Acórdãos STA

Acórdão do Supremo Tribunal Administrativo
Processo:02144/23.1BELSB
Data do Acordão:04/11/2024
Tribunal:1 SECÇÃO
Relator:TERESA DE SOUSA
Descritores:APRECIAÇÃO PRELIMINAR
INTIMAÇÃO PARA PROTECÇÃO DE DIREITOS LIBERDADES E GARANTIAS
AUTORIZAÇÃO DE RESIDÊNCIA
Sumário:É de admitir revista sobre a adequação do processo de intimação para protecção de direitos, liberdades e garantias, para reagir à inércia da Administração na decisão de uma pretensão de autorização de residência, face à relevância jurídica da questão e à necessidade de a clarificar e solidificar no caso concreto.
------------------------
-- Instruções e requisitos --
Transcreva integralmente, sem qualquer alteração, o excerto do acórdão do Supremo Tribunal Administrativo apresentado acima.

-- Listagem --
------------------------
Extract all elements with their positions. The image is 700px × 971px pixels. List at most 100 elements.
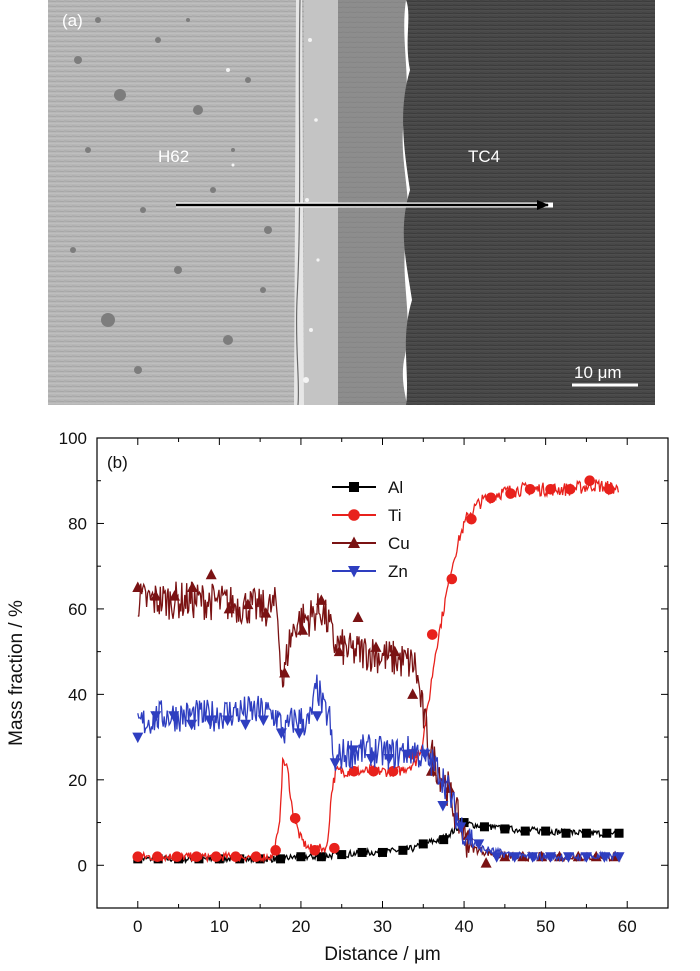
------------------------
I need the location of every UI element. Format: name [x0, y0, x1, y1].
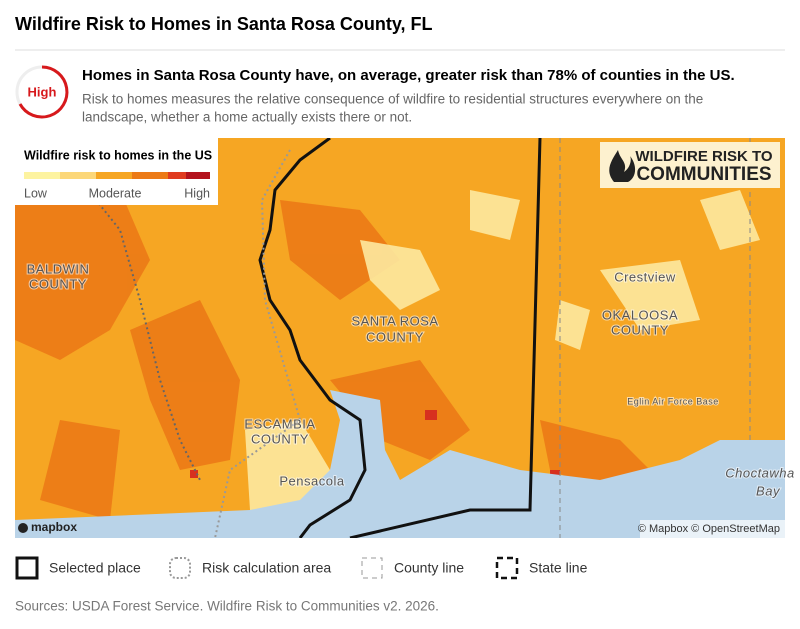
------------------------
-- A solução --
Acórdãos STA

Acórdão do Supremo Tribunal Administrativo
Processo:02144/23.1BELSB
Data do Acordão:04/11/2024
Tribunal:1 SECÇÃO
Relator:TERESA DE SOUSA
Descritores:APRECIAÇÃO PRELIMINAR
INTIMAÇÃO PARA PROTECÇÃO DE DIREITOS LIBERDADES E GARANTIAS
AUTORIZAÇÃO DE RESIDÊNCIA
Sumário:É de admitir revista sobre a adequação do processo de intimação para protecção de direitos, liberdades e garantias, para reagir à inércia da Administração na decisão de uma pretensão de autorização de residência, face à relevância jurídica da questão e à necessidade de a clarificar e solidificar no caso concreto.